Given request: Go through the data below. List every line that holds the word "this".

------------------------------------

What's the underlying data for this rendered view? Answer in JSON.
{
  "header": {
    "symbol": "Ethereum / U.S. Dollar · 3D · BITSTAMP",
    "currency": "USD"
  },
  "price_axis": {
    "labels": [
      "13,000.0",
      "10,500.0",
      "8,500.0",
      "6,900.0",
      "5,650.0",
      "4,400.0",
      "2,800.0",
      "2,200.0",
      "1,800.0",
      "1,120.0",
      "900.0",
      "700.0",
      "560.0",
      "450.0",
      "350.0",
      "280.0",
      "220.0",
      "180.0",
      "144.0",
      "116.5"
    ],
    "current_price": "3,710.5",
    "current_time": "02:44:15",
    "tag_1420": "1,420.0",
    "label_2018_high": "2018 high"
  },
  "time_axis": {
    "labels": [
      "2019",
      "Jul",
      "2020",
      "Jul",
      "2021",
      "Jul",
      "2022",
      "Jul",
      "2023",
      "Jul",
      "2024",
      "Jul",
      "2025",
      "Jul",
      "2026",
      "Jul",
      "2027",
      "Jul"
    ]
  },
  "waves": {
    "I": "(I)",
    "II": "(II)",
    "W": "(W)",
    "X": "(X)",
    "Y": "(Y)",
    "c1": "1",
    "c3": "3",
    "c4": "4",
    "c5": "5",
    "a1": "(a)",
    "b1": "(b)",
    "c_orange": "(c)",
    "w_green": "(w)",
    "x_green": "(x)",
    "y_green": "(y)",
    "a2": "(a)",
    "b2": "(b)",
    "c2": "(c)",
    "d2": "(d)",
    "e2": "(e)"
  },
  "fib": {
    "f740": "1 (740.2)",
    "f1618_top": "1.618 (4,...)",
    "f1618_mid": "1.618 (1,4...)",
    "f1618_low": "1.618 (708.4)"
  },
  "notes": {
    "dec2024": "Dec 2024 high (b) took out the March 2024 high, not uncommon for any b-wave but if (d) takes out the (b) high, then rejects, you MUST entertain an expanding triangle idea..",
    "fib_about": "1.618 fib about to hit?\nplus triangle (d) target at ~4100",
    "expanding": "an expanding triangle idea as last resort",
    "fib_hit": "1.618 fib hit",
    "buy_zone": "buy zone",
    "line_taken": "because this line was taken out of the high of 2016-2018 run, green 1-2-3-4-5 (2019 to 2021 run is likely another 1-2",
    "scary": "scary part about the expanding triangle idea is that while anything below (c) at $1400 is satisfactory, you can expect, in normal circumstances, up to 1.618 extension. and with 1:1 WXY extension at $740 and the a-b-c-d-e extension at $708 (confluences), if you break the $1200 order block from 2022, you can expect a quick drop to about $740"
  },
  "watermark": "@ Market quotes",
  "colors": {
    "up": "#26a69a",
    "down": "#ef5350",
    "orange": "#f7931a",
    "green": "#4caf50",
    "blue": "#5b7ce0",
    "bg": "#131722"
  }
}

------------------------------------

Completed exercise:
What's the underlying data for this rendered view? Answer in JSON.
    "line_taken": "because this line was taken out of the high of 2016-2018 run, green 1-2-3-4-5 (2019 to 2021 run is likely another 1-2",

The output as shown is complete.